[STATED EXERCISE]:
Return each line of the listing that contains the string "this".

'''

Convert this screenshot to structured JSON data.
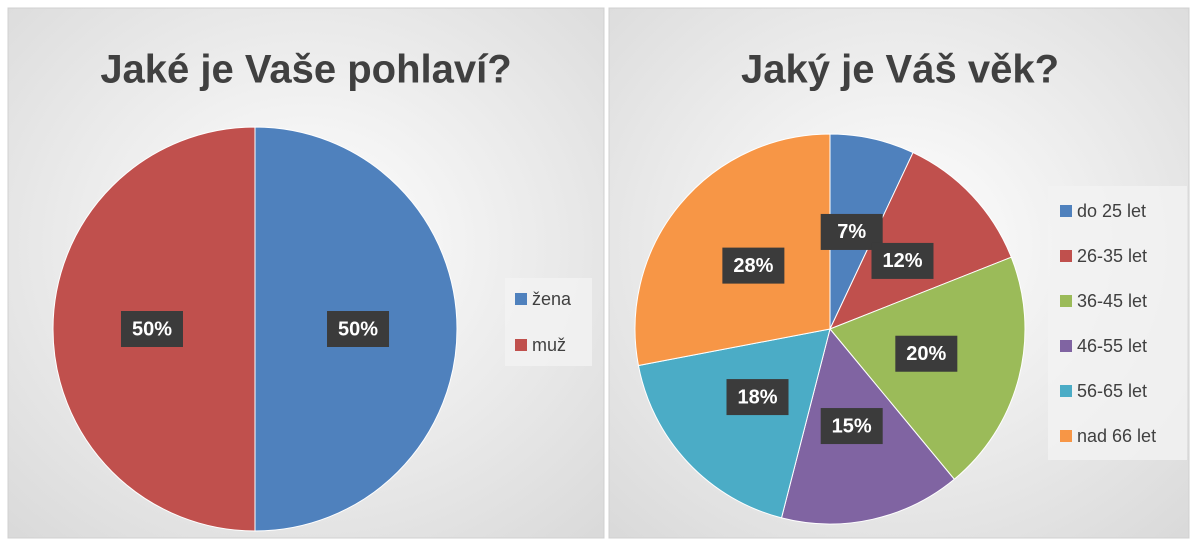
{
  "chart_data": [
    {
      "type": "pie",
      "title": "Jaké je Vaše pohlaví?",
      "categories": [
        "žena",
        "muž"
      ],
      "values": [
        50,
        50
      ],
      "value_labels": [
        "50%",
        "50%"
      ],
      "colors": [
        "#4f81bd",
        "#c0504d"
      ],
      "legend": "right"
    },
    {
      "type": "pie",
      "title": "Jaký je Váš věk?",
      "categories": [
        "do 25 let",
        "26-35 let",
        "36-45 let",
        "46-55 let",
        "56-65 let",
        "nad 66 let"
      ],
      "values": [
        7,
        12,
        20,
        15,
        18,
        28
      ],
      "value_labels": [
        "7%",
        "12%",
        "20%",
        "15%",
        "18%",
        "28%"
      ],
      "colors": [
        "#4f81bd",
        "#c0504d",
        "#9bbb59",
        "#8064a2",
        "#4bacc6",
        "#f79646"
      ],
      "legend": "right"
    }
  ]
}
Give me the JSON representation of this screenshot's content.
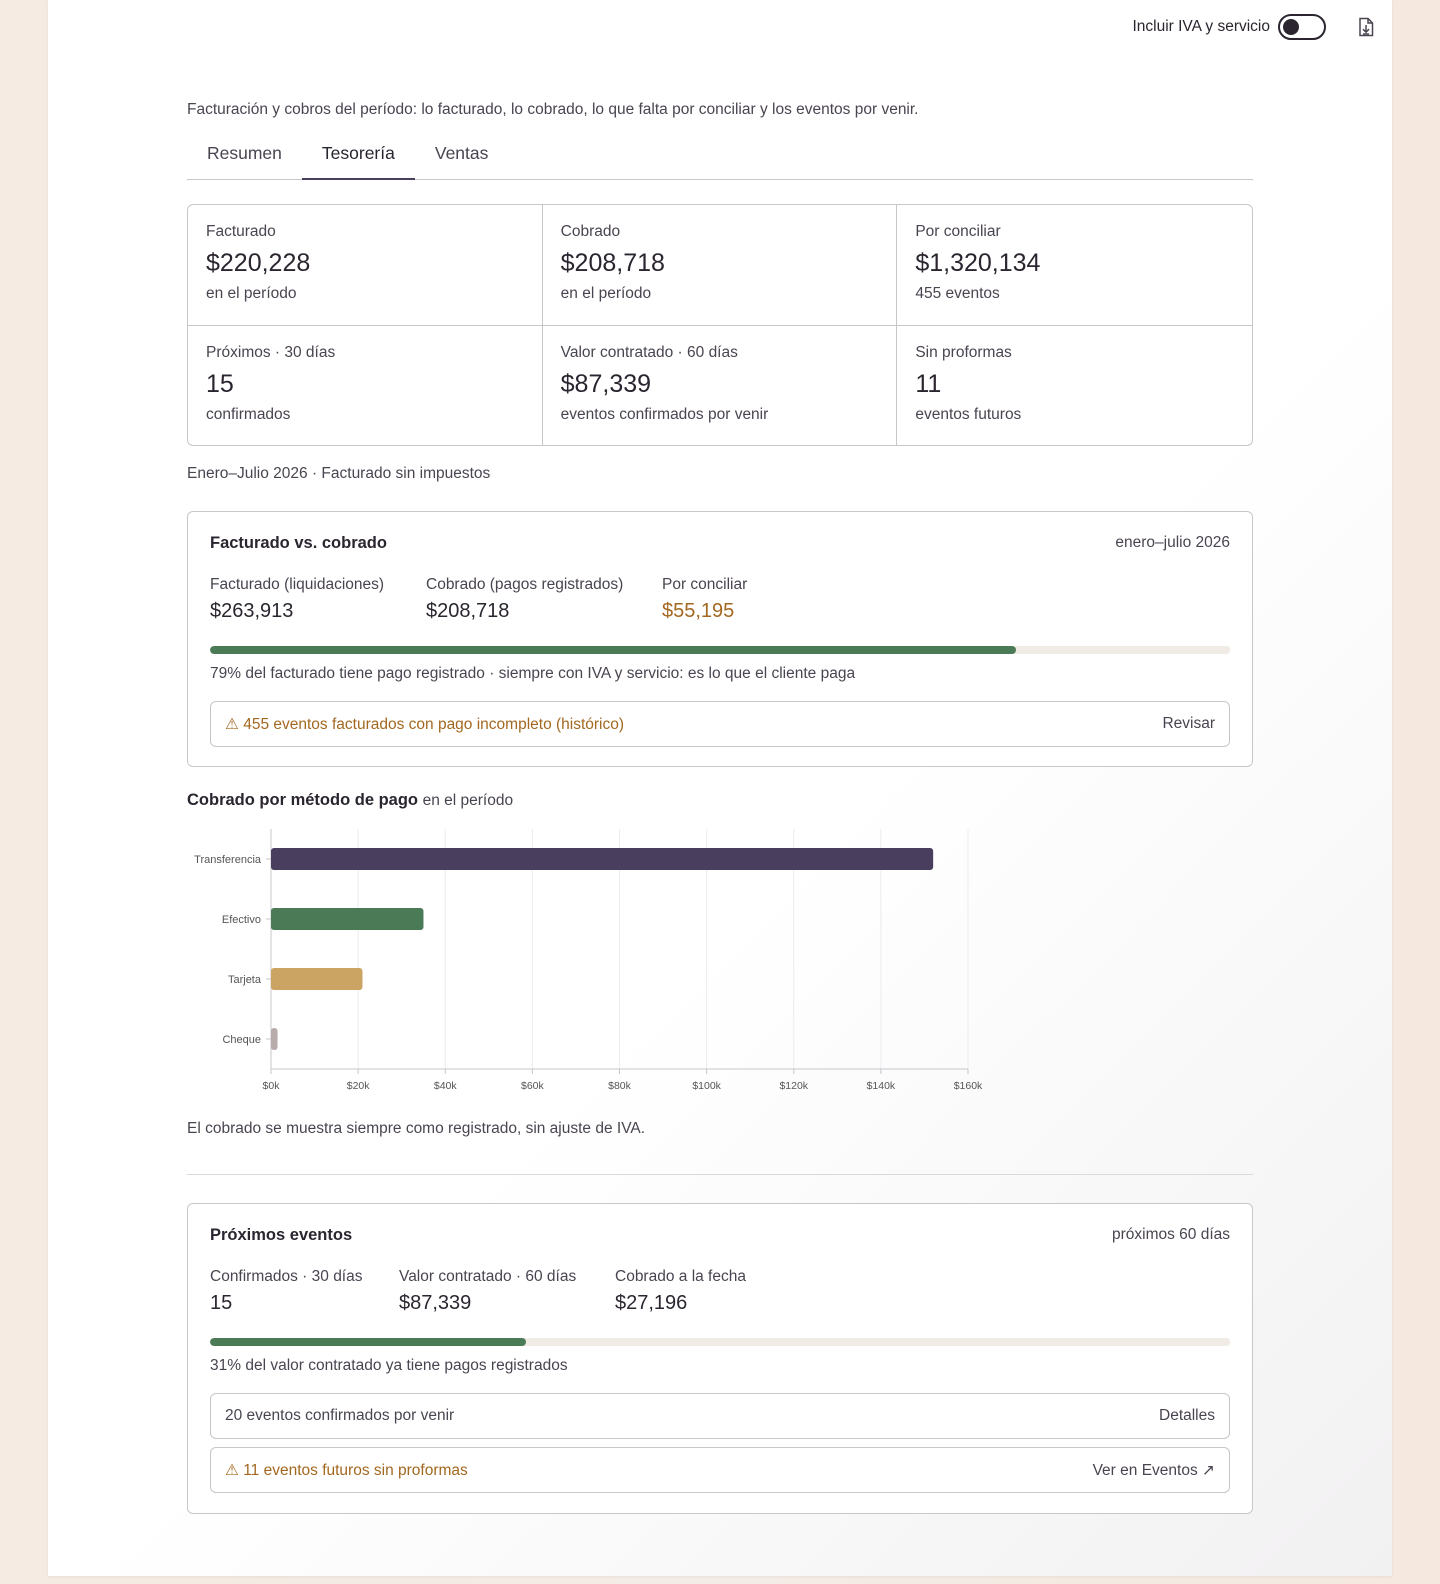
{
  "toolbar": {
    "vat_toggle_label": "Incluir IVA y servicio",
    "vat_toggle_on": false,
    "export_icon": "download-file-icon"
  },
  "intro": "Facturación y cobros del período: lo facturado, lo cobrado, lo que falta por conciliar y los eventos por venir.",
  "tabs": [
    {
      "label": "Resumen",
      "active": false
    },
    {
      "label": "Tesorería",
      "active": true
    },
    {
      "label": "Ventas",
      "active": false
    }
  ],
  "kpis": [
    {
      "label": "Facturado",
      "value": "$220,228",
      "sub": "en el período"
    },
    {
      "label": "Cobrado",
      "value": "$208,718",
      "sub": "en el período"
    },
    {
      "label": "Por conciliar",
      "value": "$1,320,134",
      "sub": "455 eventos"
    },
    {
      "label": "Próximos · 30 días",
      "value": "15",
      "sub": "confirmados"
    },
    {
      "label": "Valor contratado · 60 días",
      "value": "$87,339",
      "sub": "eventos confirmados por venir"
    },
    {
      "label": "Sin proformas",
      "value": "11",
      "sub": "eventos futuros"
    }
  ],
  "period_note": "Enero–Julio 2026 · Facturado sin impuestos",
  "billed_vs_collected": {
    "title": "Facturado vs. cobrado",
    "range": "enero–julio 2026",
    "stats": [
      {
        "label": "Facturado (liquidaciones)",
        "value": "$263,913"
      },
      {
        "label": "Cobrado (pagos registrados)",
        "value": "$208,718"
      },
      {
        "label": "Por conciliar",
        "value": "$55,195"
      }
    ],
    "progress_fraction": 0.79,
    "progress_note": "79% del facturado tiene pago registrado · siempre con IVA y servicio: es lo que el cliente paga",
    "alert": {
      "text": "⚠ 455 eventos facturados con pago incompleto (histórico)",
      "action": "Revisar"
    }
  },
  "payment_methods": {
    "title": "Cobrado por método de pago",
    "title_suffix": "en el período",
    "note": "El cobrado se muestra siempre como registrado, sin ajuste de IVA."
  },
  "chart_data": {
    "type": "bar",
    "orientation": "horizontal",
    "categories": [
      "Transferencia",
      "Efectivo",
      "Tarjeta",
      "Cheque"
    ],
    "values": [
      152000,
      35000,
      21000,
      1500
    ],
    "colors": [
      "#4a3e5f",
      "#4b7a57",
      "#cba464",
      "#b7aca9"
    ],
    "xlim": [
      0,
      160000
    ],
    "x_ticks": [
      0,
      20000,
      40000,
      60000,
      80000,
      100000,
      120000,
      140000,
      160000
    ],
    "x_tick_labels": [
      "$0k",
      "$20k",
      "$40k",
      "$60k",
      "$80k",
      "$100k",
      "$120k",
      "$140k",
      "$160k"
    ],
    "grid": true,
    "title": "",
    "xlabel": "",
    "ylabel": ""
  },
  "upcoming": {
    "title": "Próximos eventos",
    "range": "próximos 60 días",
    "stats": [
      {
        "label": "Confirmados · 30 días",
        "value": "15"
      },
      {
        "label": "Valor contratado · 60 días",
        "value": "$87,339"
      },
      {
        "label": "Cobrado a la fecha",
        "value": "$27,196"
      }
    ],
    "progress_fraction": 0.31,
    "progress_note": "31% del valor contratado ya tiene pagos registrados",
    "rows": [
      {
        "text": "20 eventos confirmados por venir",
        "action": "Detalles",
        "warn": false
      },
      {
        "text": "⚠ 11 eventos futuros sin proformas",
        "action": "Ver en Eventos ↗",
        "warn": true
      }
    ]
  }
}
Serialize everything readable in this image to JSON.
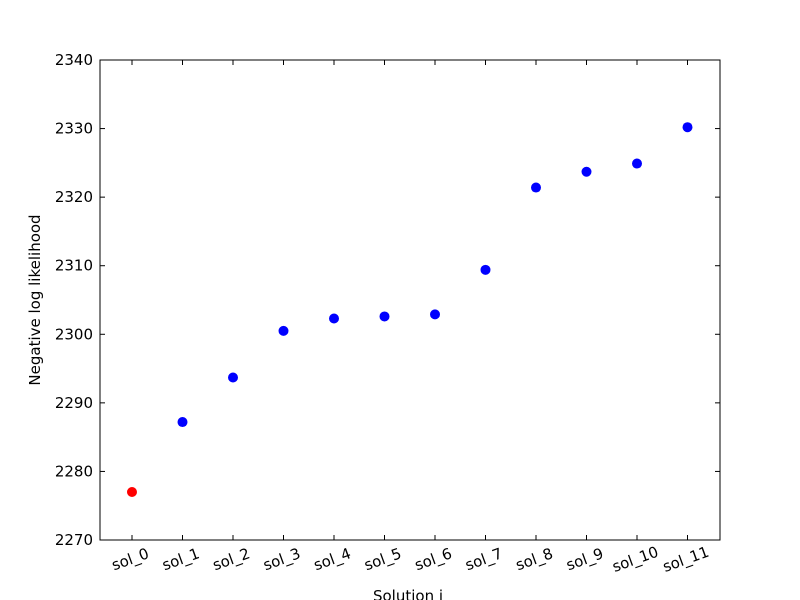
{
  "chart_data": {
    "type": "scatter",
    "title": "",
    "xlabel": "Solution i",
    "ylabel": "Negative log likelihood",
    "categories": [
      "sol_0",
      "sol_1",
      "sol_2",
      "sol_3",
      "sol_4",
      "sol_5",
      "sol_6",
      "sol_7",
      "sol_8",
      "sol_9",
      "sol_10",
      "sol_11"
    ],
    "series": [
      {
        "values": [
          2277.0,
          2287.2,
          2293.7,
          2300.5,
          2302.3,
          2302.6,
          2302.9,
          2309.4,
          2321.4,
          2323.7,
          2324.9,
          2330.2
        ],
        "colors": [
          "#ff0000",
          "#0000ff",
          "#0000ff",
          "#0000ff",
          "#0000ff",
          "#0000ff",
          "#0000ff",
          "#0000ff",
          "#0000ff",
          "#0000ff",
          "#0000ff",
          "#0000ff"
        ]
      }
    ],
    "ylim": [
      2270,
      2340
    ],
    "yticks": [
      "2270",
      "2280",
      "2290",
      "2300",
      "2310",
      "2320",
      "2330",
      "2340"
    ],
    "x_tick_rotation_deg": -20,
    "grid": false,
    "legend": "none"
  }
}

'''

[THE SOLUTION]:
Convert this screenshot to structured JSON data.
Give me the JSON representation of this screenshot's content.
Serialize everything readable in this image to JSON.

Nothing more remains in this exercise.